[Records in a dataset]

■ ■ ■ ■ ■ ■ ■

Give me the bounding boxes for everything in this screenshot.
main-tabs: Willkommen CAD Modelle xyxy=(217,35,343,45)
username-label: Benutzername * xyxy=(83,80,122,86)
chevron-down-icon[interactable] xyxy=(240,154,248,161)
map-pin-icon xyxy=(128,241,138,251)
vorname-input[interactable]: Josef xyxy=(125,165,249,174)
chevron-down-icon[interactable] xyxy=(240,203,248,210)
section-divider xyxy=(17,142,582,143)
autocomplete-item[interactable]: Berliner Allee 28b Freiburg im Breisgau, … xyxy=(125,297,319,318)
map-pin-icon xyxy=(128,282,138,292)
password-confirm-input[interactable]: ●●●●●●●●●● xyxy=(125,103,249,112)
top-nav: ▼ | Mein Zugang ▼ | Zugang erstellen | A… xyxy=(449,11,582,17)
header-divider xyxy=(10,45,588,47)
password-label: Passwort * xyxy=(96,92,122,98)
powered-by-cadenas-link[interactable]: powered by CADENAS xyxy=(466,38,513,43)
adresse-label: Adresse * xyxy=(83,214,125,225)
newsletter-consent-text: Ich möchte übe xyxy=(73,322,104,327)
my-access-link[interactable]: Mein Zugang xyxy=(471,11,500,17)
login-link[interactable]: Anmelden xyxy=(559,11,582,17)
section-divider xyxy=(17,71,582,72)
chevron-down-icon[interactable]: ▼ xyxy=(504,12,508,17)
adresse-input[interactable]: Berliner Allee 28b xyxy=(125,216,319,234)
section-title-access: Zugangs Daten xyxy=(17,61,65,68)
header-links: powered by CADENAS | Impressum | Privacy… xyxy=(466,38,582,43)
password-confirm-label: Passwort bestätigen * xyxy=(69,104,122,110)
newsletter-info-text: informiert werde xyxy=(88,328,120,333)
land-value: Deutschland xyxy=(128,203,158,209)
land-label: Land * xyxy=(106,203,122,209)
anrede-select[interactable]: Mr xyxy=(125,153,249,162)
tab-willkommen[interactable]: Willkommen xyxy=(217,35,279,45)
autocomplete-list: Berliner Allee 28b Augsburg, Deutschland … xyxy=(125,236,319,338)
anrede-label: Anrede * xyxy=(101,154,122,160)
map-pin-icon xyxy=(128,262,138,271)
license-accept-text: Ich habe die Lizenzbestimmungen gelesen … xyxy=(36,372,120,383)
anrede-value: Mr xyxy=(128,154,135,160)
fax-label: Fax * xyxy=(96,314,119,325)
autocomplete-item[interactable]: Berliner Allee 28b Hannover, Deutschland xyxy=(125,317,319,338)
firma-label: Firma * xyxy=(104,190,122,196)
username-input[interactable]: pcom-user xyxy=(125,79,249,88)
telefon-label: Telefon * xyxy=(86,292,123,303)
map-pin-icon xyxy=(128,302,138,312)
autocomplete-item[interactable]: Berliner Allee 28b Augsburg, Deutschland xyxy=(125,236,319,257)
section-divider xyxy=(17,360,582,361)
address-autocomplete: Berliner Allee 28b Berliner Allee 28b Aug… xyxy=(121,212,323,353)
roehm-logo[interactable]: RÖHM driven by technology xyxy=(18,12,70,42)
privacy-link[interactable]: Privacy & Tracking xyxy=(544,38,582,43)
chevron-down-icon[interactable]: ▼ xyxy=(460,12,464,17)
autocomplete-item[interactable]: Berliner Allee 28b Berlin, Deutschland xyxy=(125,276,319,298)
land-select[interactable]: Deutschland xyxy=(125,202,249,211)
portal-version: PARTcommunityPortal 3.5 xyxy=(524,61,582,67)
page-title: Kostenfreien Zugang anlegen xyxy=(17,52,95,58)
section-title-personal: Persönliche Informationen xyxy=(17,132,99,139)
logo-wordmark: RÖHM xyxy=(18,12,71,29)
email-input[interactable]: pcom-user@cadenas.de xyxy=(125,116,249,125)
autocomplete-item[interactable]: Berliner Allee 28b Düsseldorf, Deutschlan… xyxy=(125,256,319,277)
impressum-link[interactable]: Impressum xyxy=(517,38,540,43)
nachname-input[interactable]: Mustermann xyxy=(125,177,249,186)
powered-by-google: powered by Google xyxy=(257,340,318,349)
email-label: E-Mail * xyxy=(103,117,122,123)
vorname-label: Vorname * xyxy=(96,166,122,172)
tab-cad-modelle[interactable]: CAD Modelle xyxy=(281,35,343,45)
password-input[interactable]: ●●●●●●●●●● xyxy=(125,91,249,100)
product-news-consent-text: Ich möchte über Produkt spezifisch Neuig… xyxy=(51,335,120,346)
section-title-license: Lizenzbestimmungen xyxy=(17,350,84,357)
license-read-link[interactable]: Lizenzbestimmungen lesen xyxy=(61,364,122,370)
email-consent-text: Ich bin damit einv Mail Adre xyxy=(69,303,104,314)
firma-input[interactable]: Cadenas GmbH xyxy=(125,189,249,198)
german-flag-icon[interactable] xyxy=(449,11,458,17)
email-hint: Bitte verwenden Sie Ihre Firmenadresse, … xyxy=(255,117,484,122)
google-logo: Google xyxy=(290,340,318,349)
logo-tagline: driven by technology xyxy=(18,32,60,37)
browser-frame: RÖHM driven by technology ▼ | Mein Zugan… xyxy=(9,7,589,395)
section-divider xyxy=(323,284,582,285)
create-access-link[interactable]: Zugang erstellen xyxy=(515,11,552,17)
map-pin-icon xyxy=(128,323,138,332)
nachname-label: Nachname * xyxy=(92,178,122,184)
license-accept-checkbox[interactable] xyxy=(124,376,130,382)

■ ■ ■ ■ ■ ■ ■

Return the lines above unchanged, from the first line through the line containing "adresse-label: Adresse *", including both.

Give me the bounding boxes for everything in this screenshot.
main-tabs: Willkommen CAD Modelle xyxy=(217,35,343,45)
username-label: Benutzername * xyxy=(83,80,122,86)
chevron-down-icon[interactable] xyxy=(240,154,248,161)
map-pin-icon xyxy=(128,241,138,251)
vorname-input[interactable]: Josef xyxy=(125,165,249,174)
chevron-down-icon[interactable] xyxy=(240,203,248,210)
section-divider xyxy=(17,142,582,143)
autocomplete-item[interactable]: Berliner Allee 28b Freiburg im Breisgau, … xyxy=(125,297,319,318)
map-pin-icon xyxy=(128,282,138,292)
password-confirm-input[interactable]: ●●●●●●●●●● xyxy=(125,103,249,112)
top-nav: ▼ | Mein Zugang ▼ | Zugang erstellen | A… xyxy=(449,11,582,17)
header-divider xyxy=(10,45,588,47)
password-label: Passwort * xyxy=(96,92,122,98)
powered-by-cadenas-link[interactable]: powered by CADENAS xyxy=(466,38,513,43)
adresse-label: Adresse * xyxy=(83,214,125,225)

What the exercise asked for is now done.